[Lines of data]

--------------------------------------------------

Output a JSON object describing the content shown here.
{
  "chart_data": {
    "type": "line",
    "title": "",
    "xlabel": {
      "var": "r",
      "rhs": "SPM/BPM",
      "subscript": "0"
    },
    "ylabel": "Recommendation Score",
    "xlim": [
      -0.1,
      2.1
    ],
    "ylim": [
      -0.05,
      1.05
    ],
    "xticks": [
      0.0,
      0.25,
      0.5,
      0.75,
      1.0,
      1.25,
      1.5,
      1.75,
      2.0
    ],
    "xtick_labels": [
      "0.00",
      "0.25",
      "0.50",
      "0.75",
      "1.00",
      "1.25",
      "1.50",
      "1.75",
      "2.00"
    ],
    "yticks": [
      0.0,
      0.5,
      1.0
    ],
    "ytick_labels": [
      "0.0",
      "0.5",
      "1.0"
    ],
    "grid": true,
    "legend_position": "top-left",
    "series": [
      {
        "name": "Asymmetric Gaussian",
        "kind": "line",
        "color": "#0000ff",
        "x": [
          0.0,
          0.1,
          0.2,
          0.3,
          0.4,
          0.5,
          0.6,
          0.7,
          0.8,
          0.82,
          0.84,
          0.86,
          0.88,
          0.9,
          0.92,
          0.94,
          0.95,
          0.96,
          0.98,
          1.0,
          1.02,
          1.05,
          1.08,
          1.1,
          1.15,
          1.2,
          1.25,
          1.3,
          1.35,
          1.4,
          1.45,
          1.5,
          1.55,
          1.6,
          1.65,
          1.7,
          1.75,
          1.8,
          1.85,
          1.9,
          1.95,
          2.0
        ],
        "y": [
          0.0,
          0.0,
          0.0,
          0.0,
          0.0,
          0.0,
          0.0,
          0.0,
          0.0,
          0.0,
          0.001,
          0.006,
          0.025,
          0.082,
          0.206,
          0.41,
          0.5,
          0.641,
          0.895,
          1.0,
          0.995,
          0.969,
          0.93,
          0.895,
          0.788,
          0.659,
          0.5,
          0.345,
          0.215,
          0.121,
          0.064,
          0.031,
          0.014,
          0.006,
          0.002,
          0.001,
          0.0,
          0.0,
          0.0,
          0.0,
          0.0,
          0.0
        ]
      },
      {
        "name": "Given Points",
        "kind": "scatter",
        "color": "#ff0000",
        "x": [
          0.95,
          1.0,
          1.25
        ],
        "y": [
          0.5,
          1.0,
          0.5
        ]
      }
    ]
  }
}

--------------------------------------------------

→ What you will do
Reproduce the entire listing word for word.

→ Result for this exercise
Output a JSON object describing the content shown here.
{
  "chart_data": {
    "type": "line",
    "title": "",
    "xlabel": {
      "var": "r",
      "rhs": "SPM/BPM",
      "subscript": "0"
    },
    "ylabel": "Recommendation Score",
    "xlim": [
      -0.1,
      2.1
    ],
    "ylim": [
      -0.05,
      1.05
    ],
    "xticks": [
      0.0,
      0.25,
      0.5,
      0.75,
      1.0,
      1.25,
      1.5,
      1.75,
      2.0
    ],
    "xtick_labels": [
      "0.00",
      "0.25",
      "0.50",
      "0.75",
      "1.00",
      "1.25",
      "1.50",
      "1.75",
      "2.00"
    ],
    "yticks": [
      0.0,
      0.5,
      1.0
    ],
    "ytick_labels": [
      "0.0",
      "0.5",
      "1.0"
    ],
    "grid": true,
    "legend_position": "top-left",
    "series": [
      {
        "name": "Asymmetric Gaussian",
        "kind": "line",
        "color": "#0000ff",
        "x": [
          0.0,
          0.1,
          0.2,
          0.3,
          0.4,
          0.5,
          0.6,
          0.7,
          0.8,
          0.82,
          0.84,
          0.86,
          0.88,
          0.9,
          0.92,
          0.94,
          0.95,
          0.96,
          0.98,
          1.0,
          1.02,
          1.05,
          1.08,
          1.1,
          1.15,
          1.2,
          1.25,
          1.3,
          1.35,
          1.4,
          1.45,
          1.5,
          1.55,
          1.6,
          1.65,
          1.7,
          1.75,
          1.8,
          1.85,
          1.9,
          1.95,
          2.0
        ],
        "y": [
          0.0,
          0.0,
          0.0,
          0.0,
          0.0,
          0.0,
          0.0,
          0.0,
          0.0,
          0.0,
          0.001,
          0.006,
          0.025,
          0.082,
          0.206,
          0.41,
          0.5,
          0.641,
          0.895,
          1.0,
          0.995,
          0.969,
          0.93,
          0.895,
          0.788,
          0.659,
          0.5,
          0.345,
          0.215,
          0.121,
          0.064,
          0.031,
          0.014,
          0.006,
          0.002,
          0.001,
          0.0,
          0.0,
          0.0,
          0.0,
          0.0,
          0.0
        ]
      },
      {
        "name": "Given Points",
        "kind": "scatter",
        "color": "#ff0000",
        "x": [
          0.95,
          1.0,
          1.25
        ],
        "y": [
          0.5,
          1.0,
          0.5
        ]
      }
    ]
  }
}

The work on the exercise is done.